§ **Stated problem**
Set down each entry exactly as given; pictures should not appear in the copy.

§ **Records**
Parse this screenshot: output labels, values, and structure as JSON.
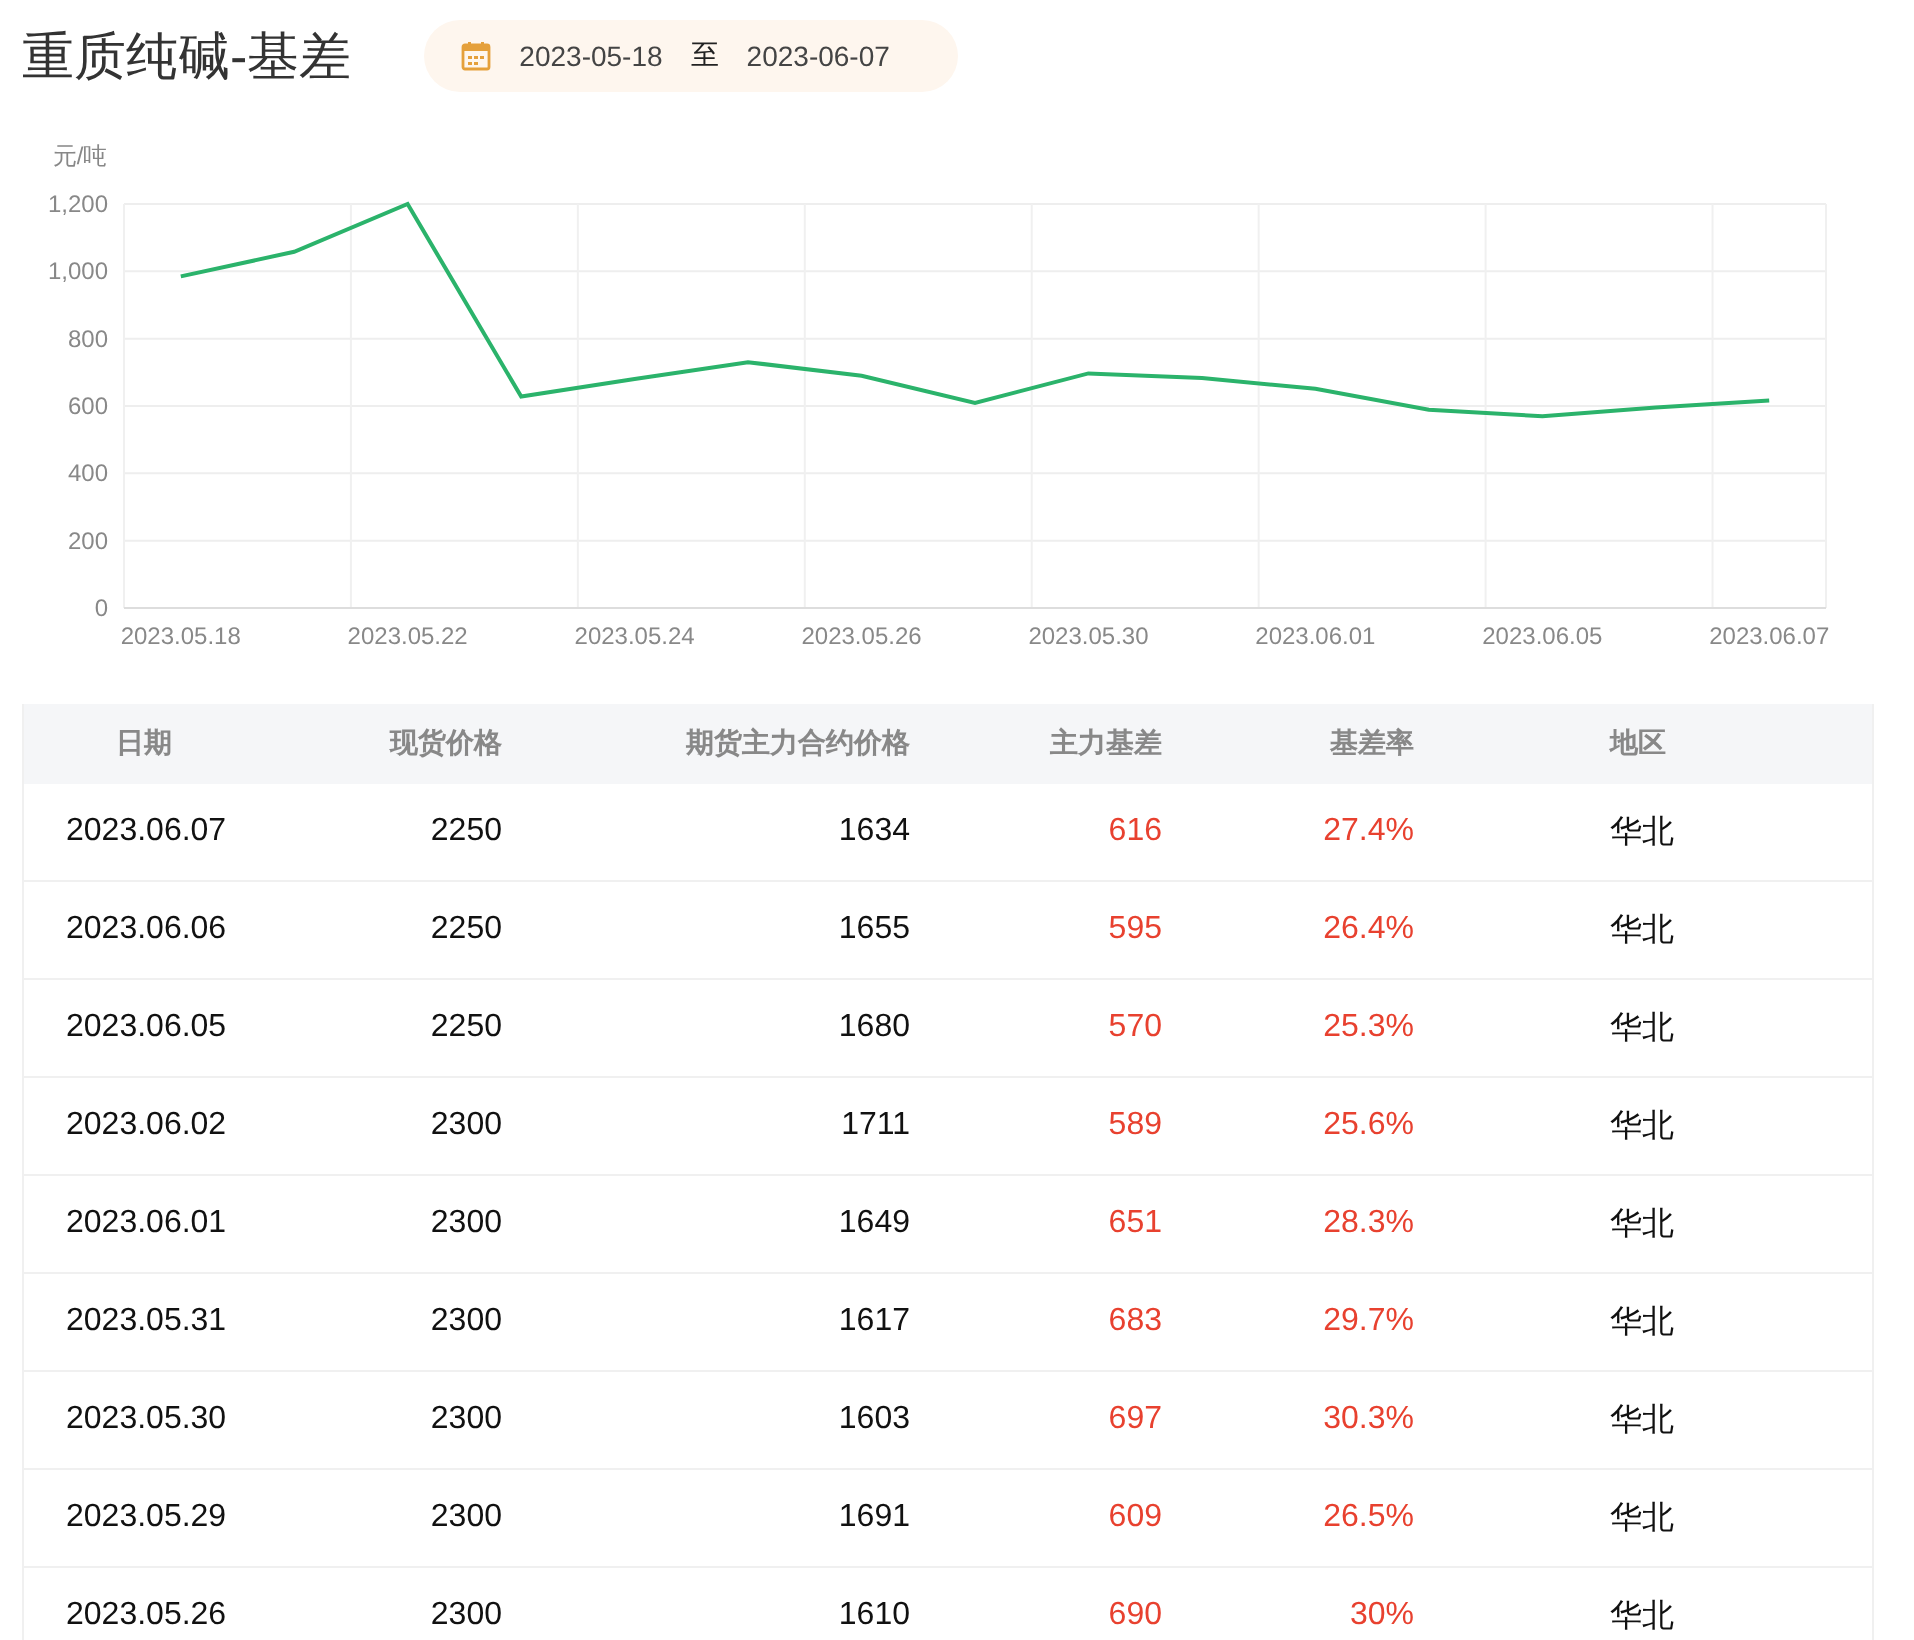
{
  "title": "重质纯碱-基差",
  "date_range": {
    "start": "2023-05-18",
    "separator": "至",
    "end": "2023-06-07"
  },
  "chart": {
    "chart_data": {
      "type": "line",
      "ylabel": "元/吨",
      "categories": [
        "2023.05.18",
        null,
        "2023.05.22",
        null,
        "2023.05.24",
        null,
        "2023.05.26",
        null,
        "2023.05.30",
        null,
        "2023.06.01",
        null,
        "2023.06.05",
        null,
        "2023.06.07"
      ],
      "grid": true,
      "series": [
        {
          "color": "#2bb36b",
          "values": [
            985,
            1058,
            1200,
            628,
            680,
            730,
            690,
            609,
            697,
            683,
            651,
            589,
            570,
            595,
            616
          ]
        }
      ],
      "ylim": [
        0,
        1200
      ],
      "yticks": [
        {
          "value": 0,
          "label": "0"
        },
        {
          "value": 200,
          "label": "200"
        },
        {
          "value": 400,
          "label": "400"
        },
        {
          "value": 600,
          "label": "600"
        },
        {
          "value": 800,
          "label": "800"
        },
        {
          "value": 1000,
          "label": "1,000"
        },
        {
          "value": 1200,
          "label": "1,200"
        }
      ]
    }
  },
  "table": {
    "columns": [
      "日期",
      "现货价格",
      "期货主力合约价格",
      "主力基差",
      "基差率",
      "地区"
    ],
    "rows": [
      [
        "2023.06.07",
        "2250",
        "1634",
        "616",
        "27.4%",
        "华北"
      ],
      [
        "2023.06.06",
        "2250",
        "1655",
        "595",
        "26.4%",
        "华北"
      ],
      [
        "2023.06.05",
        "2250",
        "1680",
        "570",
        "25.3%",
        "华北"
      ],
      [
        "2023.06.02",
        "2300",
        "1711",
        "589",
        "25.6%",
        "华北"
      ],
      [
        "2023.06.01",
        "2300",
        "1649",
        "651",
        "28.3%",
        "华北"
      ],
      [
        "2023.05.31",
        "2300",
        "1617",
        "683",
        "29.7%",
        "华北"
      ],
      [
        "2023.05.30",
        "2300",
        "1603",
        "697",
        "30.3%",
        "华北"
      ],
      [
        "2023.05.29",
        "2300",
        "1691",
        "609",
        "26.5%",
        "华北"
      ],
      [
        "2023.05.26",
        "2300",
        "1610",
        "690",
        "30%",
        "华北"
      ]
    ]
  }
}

§ **Reply**
Parse this screenshot: output labels, values, and structure as JSON.
{
  "title": "重质纯碱-基差",
  "date_range": {
    "start": "2023-05-18",
    "separator": "至",
    "end": "2023-06-07"
  },
  "chart": {
    "chart_data": {
      "type": "line",
      "ylabel": "元/吨",
      "categories": [
        "2023.05.18",
        null,
        "2023.05.22",
        null,
        "2023.05.24",
        null,
        "2023.05.26",
        null,
        "2023.05.30",
        null,
        "2023.06.01",
        null,
        "2023.06.05",
        null,
        "2023.06.07"
      ],
      "grid": true,
      "series": [
        {
          "color": "#2bb36b",
          "values": [
            985,
            1058,
            1200,
            628,
            680,
            730,
            690,
            609,
            697,
            683,
            651,
            589,
            570,
            595,
            616
          ]
        }
      ],
      "ylim": [
        0,
        1200
      ],
      "yticks": [
        {
          "value": 0,
          "label": "0"
        },
        {
          "value": 200,
          "label": "200"
        },
        {
          "value": 400,
          "label": "400"
        },
        {
          "value": 600,
          "label": "600"
        },
        {
          "value": 800,
          "label": "800"
        },
        {
          "value": 1000,
          "label": "1,000"
        },
        {
          "value": 1200,
          "label": "1,200"
        }
      ]
    }
  },
  "table": {
    "columns": [
      "日期",
      "现货价格",
      "期货主力合约价格",
      "主力基差",
      "基差率",
      "地区"
    ],
    "rows": [
      [
        "2023.06.07",
        "2250",
        "1634",
        "616",
        "27.4%",
        "华北"
      ],
      [
        "2023.06.06",
        "2250",
        "1655",
        "595",
        "26.4%",
        "华北"
      ],
      [
        "2023.06.05",
        "2250",
        "1680",
        "570",
        "25.3%",
        "华北"
      ],
      [
        "2023.06.02",
        "2300",
        "1711",
        "589",
        "25.6%",
        "华北"
      ],
      [
        "2023.06.01",
        "2300",
        "1649",
        "651",
        "28.3%",
        "华北"
      ],
      [
        "2023.05.31",
        "2300",
        "1617",
        "683",
        "29.7%",
        "华北"
      ],
      [
        "2023.05.30",
        "2300",
        "1603",
        "697",
        "30.3%",
        "华北"
      ],
      [
        "2023.05.29",
        "2300",
        "1691",
        "609",
        "26.5%",
        "华北"
      ],
      [
        "2023.05.26",
        "2300",
        "1610",
        "690",
        "30%",
        "华北"
      ]
    ]
  }
}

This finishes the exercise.